▶ [Materials provided]:
# # # # # # #

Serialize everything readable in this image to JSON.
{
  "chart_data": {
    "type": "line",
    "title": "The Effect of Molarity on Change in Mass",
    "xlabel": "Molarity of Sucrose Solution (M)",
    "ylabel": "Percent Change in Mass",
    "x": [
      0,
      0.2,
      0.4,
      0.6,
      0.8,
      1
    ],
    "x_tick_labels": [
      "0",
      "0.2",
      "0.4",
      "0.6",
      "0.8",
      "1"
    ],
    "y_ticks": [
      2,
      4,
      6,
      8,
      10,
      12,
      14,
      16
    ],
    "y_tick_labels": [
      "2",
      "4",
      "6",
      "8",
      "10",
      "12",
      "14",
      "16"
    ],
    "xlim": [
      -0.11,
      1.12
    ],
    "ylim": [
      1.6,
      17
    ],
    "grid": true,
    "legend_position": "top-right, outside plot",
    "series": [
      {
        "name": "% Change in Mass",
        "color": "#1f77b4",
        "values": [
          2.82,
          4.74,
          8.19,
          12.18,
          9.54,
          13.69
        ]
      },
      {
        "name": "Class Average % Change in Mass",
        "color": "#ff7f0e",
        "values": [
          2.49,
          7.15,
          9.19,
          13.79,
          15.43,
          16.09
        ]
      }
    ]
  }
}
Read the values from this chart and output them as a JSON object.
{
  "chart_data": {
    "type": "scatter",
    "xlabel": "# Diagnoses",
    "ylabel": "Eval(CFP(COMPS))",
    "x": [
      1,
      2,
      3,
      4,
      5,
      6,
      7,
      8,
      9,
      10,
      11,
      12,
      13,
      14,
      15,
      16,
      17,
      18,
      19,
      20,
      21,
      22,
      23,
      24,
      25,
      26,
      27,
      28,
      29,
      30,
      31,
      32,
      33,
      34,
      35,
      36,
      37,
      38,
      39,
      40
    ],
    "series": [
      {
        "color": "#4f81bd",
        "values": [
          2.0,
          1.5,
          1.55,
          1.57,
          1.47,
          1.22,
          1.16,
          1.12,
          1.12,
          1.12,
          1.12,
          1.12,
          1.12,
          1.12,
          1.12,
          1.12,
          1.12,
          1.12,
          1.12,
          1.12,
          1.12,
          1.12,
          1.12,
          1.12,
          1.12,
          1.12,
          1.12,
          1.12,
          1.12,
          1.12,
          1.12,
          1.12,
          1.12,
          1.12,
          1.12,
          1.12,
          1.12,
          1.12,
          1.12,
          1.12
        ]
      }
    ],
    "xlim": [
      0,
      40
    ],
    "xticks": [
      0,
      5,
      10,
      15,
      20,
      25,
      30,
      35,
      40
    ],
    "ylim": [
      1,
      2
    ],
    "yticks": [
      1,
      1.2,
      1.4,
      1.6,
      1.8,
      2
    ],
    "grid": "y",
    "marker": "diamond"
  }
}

# # # # # # #

▶ [Task description]:
Print nothing but the lines from the line with "Read the values" to the last line of the records above. Both of those lines count.

▶ [Written answer]:
Read the values from this chart and output them as a JSON object.
{
  "chart_data": {
    "type": "scatter",
    "xlabel": "# Diagnoses",
    "ylabel": "Eval(CFP(COMPS))",
    "x": [
      1,
      2,
      3,
      4,
      5,
      6,
      7,
      8,
      9,
      10,
      11,
      12,
      13,
      14,
      15,
      16,
      17,
      18,
      19,
      20,
      21,
      22,
      23,
      24,
      25,
      26,
      27,
      28,
      29,
      30,
      31,
      32,
      33,
      34,
      35,
      36,
      37,
      38,
      39,
      40
    ],
    "series": [
      {
        "color": "#4f81bd",
        "values": [
          2.0,
          1.5,
          1.55,
          1.57,
          1.47,
          1.22,
          1.16,
          1.12,
          1.12,
          1.12,
          1.12,
          1.12,
          1.12,
          1.12,
          1.12,
          1.12,
          1.12,
          1.12,
          1.12,
          1.12,
          1.12,
          1.12,
          1.12,
          1.12,
          1.12,
          1.12,
          1.12,
          1.12,
          1.12,
          1.12,
          1.12,
          1.12,
          1.12,
          1.12,
          1.12,
          1.12,
          1.12,
          1.12,
          1.12,
          1.12
        ]
      }
    ],
    "xlim": [
      0,
      40
    ],
    "xticks": [
      0,
      5,
      10,
      15,
      20,
      25,
      30,
      35,
      40
    ],
    "ylim": [
      1,
      2
    ],
    "yticks": [
      1,
      1.2,
      1.4,
      1.6,
      1.8,
      2
    ],
    "grid": "y",
    "marker": "diamond"
  }
}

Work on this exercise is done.